>>
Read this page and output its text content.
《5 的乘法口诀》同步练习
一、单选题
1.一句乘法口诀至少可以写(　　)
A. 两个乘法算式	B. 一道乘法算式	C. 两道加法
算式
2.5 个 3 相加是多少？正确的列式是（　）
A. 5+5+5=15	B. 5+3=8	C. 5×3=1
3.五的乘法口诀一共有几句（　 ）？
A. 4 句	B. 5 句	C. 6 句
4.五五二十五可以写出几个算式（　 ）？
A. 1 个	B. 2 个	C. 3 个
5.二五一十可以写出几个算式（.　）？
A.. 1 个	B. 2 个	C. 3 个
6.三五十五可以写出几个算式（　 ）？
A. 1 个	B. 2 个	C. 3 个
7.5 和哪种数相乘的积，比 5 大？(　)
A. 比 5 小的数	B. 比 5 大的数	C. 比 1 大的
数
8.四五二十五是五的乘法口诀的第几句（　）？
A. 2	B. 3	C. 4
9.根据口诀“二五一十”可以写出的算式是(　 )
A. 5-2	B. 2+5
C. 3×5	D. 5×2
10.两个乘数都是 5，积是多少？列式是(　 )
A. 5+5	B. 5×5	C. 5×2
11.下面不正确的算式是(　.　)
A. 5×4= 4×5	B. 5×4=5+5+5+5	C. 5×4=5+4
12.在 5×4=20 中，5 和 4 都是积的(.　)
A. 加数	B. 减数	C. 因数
<<
Quote the data above in full, changing nothing.

Read this page and output its text content.
《5 的乘法口诀》同步练习
一、单选题
1.一句乘法口诀至少可以写(　　)
A. 两个乘法算式	B. 一道乘法算式	C. 两道加法
算式
2.5 个 3 相加是多少？正确的列式是（　）
A. 5+5+5=15	B. 5+3=8	C. 5×3=1
3.五的乘法口诀一共有几句（　 ）？
A. 4 句	B. 5 句	C. 6 句
4.五五二十五可以写出几个算式（　 ）？
A. 1 个	B. 2 个	C. 3 个
5.二五一十可以写出几个算式（.　）？
A.. 1 个	B. 2 个	C. 3 个
6.三五十五可以写出几个算式（　 ）？
A. 1 个	B. 2 个	C. 3 个
7.5 和哪种数相乘的积，比 5 大？(　)
A. 比 5 小的数	B. 比 5 大的数	C. 比 1 大的
数
8.四五二十五是五的乘法口诀的第几句（　）？
A. 2	B. 3	C. 4
9.根据口诀“二五一十”可以写出的算式是(　 )
A. 5-2	B. 2+5
C. 3×5	D. 5×2
10.两个乘数都是 5，积是多少？列式是(　 )
A. 5+5	B. 5×5	C. 5×2
11.下面不正确的算式是(　.　)
A. 5×4= 4×5	B. 5×4=5+5+5+5	C. 5×4=5+4
12.在 5×4=20 中，5 和 4 都是积的(.　)
A. 加数	B. 减数	C. 因数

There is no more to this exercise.